Tally the lines in the following entries that include the word "ਜਰਮਨ"; state only the total.

═════ Material for this exercise

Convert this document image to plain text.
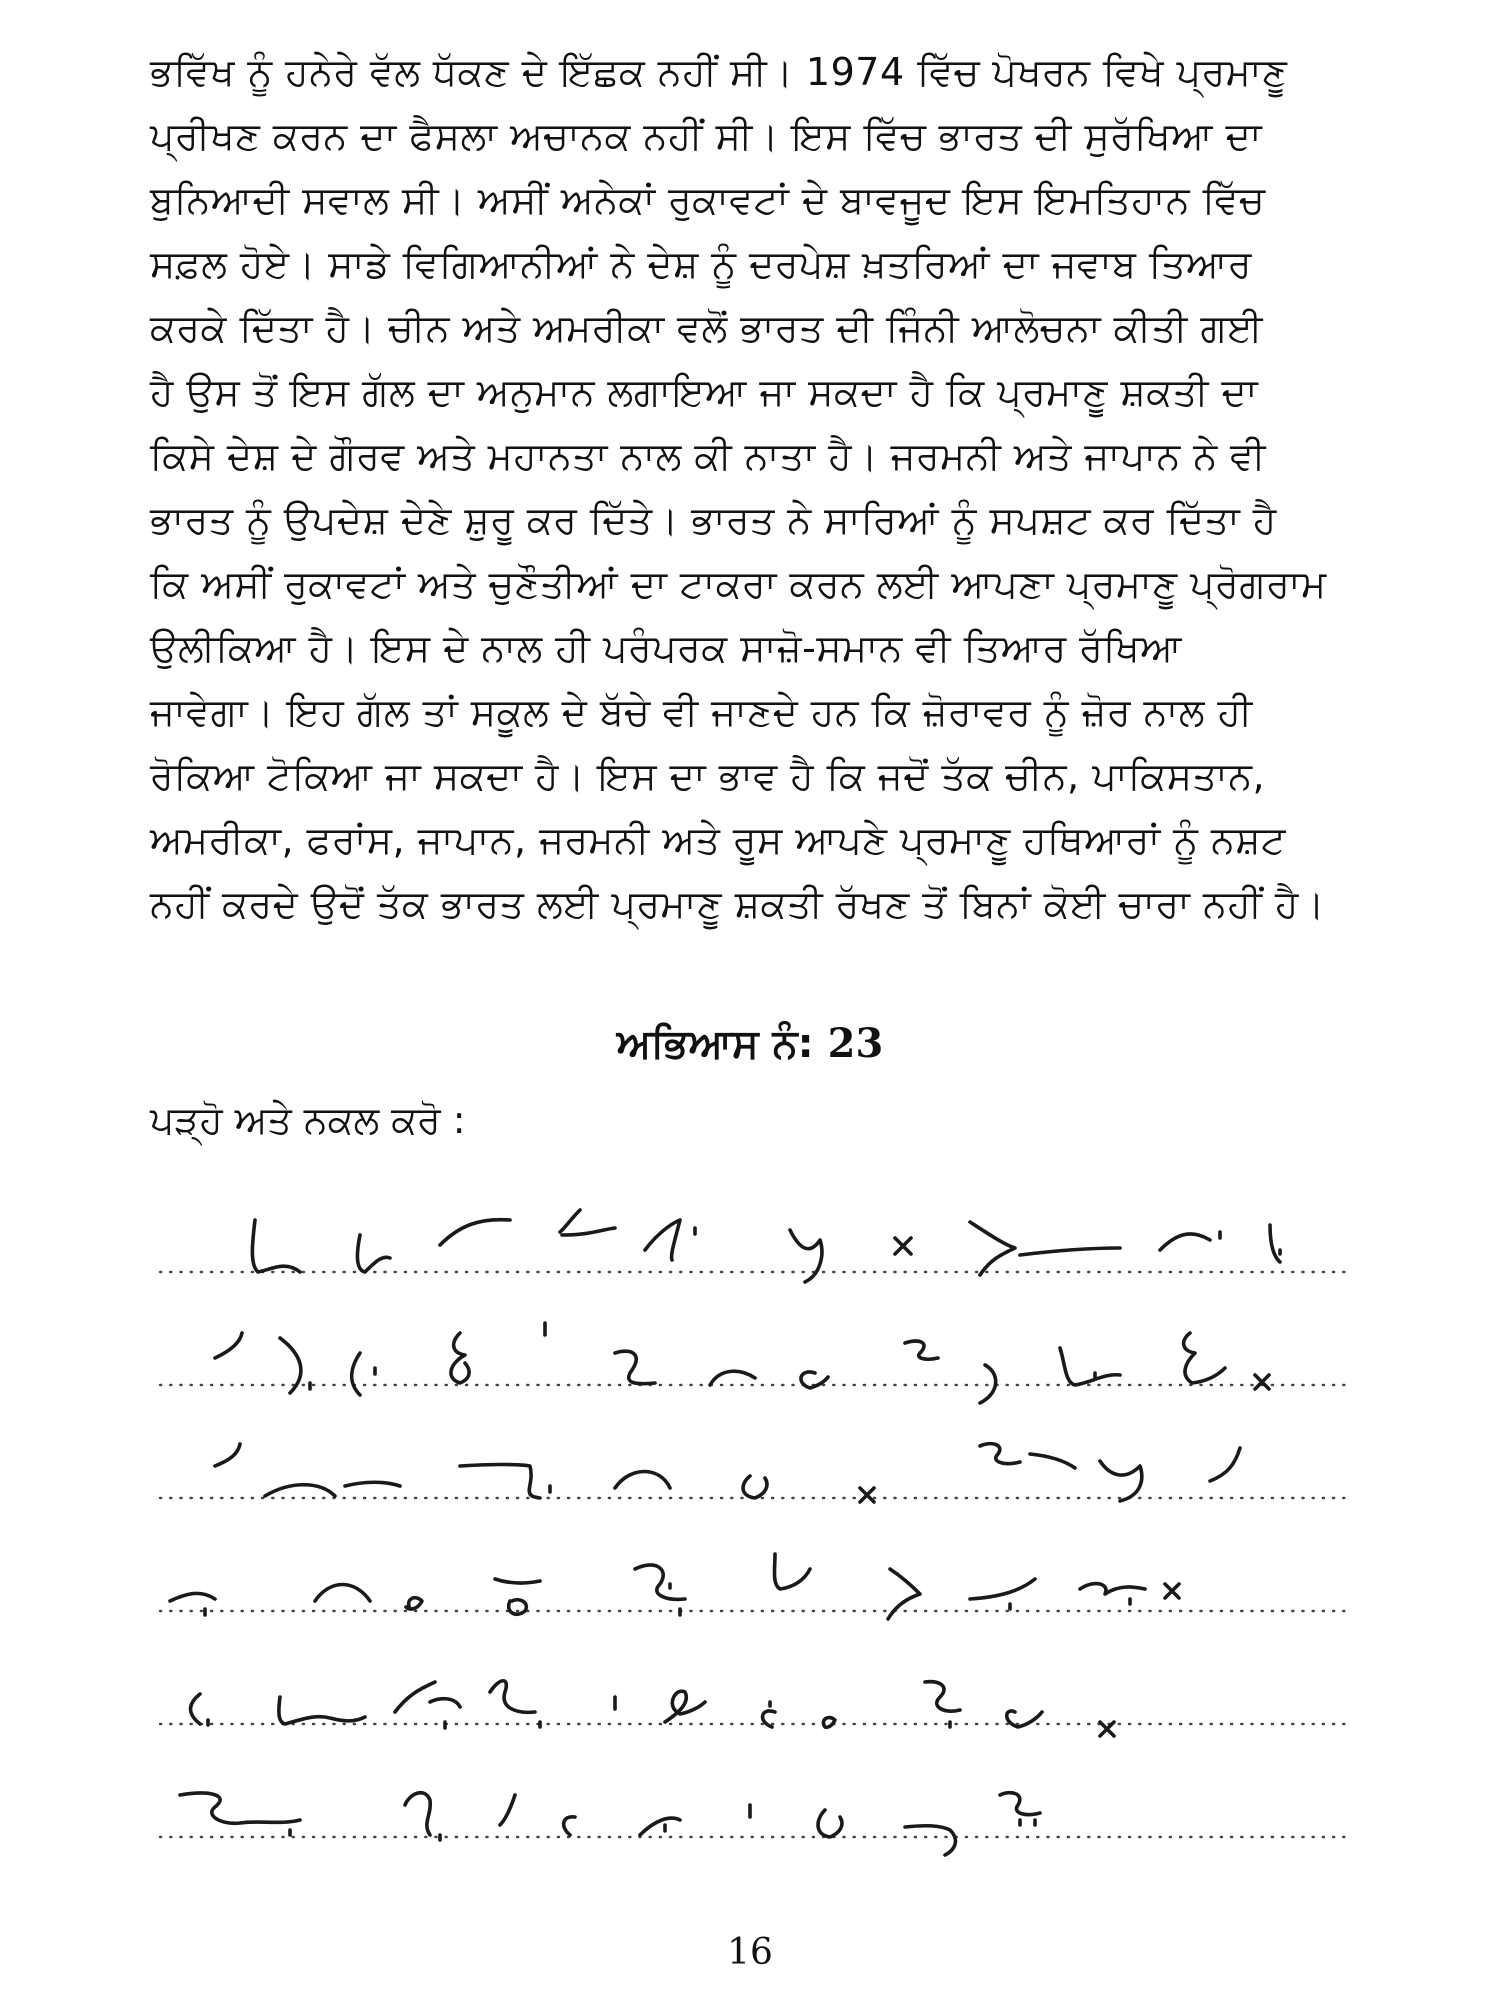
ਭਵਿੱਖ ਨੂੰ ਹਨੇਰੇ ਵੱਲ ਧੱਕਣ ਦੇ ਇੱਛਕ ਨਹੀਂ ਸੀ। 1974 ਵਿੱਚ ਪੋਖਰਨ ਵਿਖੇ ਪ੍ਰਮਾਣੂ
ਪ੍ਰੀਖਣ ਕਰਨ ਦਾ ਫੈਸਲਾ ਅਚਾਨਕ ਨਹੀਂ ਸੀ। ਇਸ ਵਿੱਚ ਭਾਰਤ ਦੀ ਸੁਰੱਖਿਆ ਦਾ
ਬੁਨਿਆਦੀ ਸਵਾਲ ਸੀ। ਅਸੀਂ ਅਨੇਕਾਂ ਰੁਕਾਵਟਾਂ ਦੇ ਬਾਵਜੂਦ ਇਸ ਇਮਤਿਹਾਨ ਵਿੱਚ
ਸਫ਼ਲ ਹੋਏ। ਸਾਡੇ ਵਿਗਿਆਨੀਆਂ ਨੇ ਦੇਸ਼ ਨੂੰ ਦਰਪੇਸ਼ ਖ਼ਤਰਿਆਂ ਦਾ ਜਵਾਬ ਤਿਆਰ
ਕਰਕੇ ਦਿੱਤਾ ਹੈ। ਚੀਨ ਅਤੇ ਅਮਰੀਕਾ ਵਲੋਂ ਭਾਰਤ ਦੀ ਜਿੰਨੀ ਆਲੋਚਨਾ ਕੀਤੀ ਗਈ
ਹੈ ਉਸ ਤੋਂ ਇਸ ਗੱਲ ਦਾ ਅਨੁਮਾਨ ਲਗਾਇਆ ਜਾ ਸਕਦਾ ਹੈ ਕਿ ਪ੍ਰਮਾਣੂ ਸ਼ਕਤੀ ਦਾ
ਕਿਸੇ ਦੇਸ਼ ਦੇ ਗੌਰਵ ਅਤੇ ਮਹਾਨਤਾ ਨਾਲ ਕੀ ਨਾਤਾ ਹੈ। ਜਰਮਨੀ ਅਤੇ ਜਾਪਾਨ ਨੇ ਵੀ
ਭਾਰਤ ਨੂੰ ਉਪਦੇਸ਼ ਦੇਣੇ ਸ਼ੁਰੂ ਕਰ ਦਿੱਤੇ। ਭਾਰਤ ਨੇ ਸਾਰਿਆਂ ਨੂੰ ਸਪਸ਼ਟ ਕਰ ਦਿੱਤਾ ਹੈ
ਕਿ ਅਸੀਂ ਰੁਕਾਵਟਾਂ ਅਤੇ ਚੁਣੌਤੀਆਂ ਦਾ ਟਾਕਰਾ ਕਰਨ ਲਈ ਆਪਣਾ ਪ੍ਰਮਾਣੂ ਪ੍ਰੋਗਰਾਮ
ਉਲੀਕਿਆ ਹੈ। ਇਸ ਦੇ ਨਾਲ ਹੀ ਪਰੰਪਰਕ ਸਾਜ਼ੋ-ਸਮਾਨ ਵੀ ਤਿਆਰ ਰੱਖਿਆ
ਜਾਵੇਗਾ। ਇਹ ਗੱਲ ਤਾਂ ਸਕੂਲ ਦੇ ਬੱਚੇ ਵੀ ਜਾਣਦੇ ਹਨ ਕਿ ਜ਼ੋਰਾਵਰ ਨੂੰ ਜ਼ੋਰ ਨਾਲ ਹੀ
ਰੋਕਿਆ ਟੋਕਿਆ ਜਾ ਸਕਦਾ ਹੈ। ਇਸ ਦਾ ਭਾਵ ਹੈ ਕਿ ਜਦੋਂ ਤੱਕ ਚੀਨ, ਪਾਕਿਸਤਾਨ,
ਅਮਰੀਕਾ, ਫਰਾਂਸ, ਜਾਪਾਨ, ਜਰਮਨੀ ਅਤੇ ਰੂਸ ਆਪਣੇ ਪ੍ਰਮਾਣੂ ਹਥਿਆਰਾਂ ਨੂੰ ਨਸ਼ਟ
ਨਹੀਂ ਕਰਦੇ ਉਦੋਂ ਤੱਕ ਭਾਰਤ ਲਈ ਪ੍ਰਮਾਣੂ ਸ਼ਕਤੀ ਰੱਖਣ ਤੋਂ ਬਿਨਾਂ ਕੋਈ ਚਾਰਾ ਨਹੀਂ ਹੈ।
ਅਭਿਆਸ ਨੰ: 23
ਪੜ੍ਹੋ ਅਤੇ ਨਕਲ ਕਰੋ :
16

══════════
═════ Material for this exercise

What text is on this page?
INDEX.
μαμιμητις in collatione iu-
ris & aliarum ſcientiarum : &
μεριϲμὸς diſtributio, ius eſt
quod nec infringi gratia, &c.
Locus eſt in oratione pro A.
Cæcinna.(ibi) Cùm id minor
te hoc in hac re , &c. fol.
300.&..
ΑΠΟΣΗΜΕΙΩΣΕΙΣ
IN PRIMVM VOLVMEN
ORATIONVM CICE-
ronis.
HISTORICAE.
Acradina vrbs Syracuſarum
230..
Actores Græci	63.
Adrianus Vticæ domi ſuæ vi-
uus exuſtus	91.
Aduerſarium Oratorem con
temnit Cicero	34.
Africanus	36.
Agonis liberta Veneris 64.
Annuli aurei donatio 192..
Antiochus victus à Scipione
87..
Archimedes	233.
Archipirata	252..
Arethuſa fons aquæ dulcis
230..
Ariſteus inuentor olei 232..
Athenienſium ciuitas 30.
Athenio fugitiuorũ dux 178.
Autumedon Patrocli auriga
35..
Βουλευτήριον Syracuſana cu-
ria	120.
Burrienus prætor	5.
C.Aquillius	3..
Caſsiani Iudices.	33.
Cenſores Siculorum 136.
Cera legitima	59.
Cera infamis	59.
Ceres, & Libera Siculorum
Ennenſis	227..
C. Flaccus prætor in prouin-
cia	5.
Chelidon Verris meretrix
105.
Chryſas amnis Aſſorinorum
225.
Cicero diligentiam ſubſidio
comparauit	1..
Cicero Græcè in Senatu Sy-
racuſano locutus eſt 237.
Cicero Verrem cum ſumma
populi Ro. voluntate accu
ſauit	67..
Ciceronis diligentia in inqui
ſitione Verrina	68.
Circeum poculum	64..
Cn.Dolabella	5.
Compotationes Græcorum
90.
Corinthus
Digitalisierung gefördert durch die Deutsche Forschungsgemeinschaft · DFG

══════════

*Response to the exercise*:
2